▶ **TASK**:
Search the material for "count" and show all lines that contain it.

▶ **ENTRIES SUPPLIED**:
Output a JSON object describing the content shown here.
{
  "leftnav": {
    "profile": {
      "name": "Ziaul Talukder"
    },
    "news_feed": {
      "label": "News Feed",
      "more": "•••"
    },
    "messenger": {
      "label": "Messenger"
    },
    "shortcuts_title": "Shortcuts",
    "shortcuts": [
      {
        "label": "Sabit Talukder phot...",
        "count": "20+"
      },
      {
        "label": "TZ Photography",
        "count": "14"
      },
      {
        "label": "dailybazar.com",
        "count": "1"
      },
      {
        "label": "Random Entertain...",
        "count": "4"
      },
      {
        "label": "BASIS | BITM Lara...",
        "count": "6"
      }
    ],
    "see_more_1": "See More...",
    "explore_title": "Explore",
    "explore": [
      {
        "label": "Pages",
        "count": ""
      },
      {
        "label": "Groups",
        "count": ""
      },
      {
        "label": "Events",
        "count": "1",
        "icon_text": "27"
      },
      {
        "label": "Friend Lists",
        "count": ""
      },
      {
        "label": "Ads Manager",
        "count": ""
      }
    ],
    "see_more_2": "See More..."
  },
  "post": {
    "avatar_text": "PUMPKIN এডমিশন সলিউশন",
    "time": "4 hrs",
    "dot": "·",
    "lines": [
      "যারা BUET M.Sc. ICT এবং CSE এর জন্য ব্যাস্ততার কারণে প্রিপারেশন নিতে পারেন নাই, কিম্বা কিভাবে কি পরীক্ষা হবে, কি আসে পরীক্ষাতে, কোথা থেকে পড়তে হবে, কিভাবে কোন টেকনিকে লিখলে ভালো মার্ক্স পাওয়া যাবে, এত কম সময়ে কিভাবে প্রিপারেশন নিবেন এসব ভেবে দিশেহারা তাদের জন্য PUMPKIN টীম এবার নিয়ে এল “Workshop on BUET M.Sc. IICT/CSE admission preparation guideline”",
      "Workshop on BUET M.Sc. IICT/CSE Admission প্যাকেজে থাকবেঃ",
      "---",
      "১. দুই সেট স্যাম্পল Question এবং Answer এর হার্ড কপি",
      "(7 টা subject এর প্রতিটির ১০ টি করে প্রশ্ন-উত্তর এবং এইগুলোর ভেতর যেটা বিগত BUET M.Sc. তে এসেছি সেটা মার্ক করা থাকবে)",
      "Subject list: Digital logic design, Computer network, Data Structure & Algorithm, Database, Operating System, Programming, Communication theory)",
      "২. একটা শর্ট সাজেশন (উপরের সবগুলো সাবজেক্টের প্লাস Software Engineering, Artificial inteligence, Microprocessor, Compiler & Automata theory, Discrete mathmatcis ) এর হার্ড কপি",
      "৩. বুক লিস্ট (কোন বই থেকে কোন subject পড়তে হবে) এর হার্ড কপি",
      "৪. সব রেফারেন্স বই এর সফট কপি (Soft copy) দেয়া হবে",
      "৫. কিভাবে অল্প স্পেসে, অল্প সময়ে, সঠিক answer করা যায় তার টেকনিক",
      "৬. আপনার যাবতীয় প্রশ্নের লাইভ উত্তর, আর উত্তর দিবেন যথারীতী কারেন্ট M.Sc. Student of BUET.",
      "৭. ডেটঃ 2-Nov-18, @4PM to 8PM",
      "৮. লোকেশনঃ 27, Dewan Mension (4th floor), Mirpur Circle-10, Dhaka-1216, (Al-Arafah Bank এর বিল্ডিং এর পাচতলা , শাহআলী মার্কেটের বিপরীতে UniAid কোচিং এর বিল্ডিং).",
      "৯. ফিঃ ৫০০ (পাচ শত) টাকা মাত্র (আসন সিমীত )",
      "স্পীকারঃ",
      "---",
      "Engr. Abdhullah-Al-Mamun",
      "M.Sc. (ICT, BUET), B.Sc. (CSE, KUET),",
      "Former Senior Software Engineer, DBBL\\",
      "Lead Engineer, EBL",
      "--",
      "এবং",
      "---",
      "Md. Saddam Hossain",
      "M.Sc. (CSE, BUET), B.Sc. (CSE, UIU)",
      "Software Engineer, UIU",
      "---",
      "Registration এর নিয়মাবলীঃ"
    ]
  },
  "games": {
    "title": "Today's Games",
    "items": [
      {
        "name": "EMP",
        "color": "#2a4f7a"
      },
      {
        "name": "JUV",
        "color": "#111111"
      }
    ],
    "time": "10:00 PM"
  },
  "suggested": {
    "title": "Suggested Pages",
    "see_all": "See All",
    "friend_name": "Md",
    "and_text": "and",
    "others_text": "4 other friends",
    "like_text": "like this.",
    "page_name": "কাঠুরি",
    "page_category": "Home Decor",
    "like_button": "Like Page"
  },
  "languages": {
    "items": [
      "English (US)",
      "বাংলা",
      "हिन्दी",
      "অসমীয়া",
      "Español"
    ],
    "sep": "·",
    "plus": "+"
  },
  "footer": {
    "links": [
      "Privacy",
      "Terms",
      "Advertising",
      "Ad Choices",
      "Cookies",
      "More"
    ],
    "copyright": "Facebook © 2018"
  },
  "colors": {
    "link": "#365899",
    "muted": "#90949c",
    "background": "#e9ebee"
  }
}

▶ **ANSWER IN FULL**:
        "count": "20+"
        "count": "14"
        "count": "1"
        "count": "4"
        "count": "6"
        "count": ""
        "count": ""
        "count": "1",
        "count": ""
        "count": ""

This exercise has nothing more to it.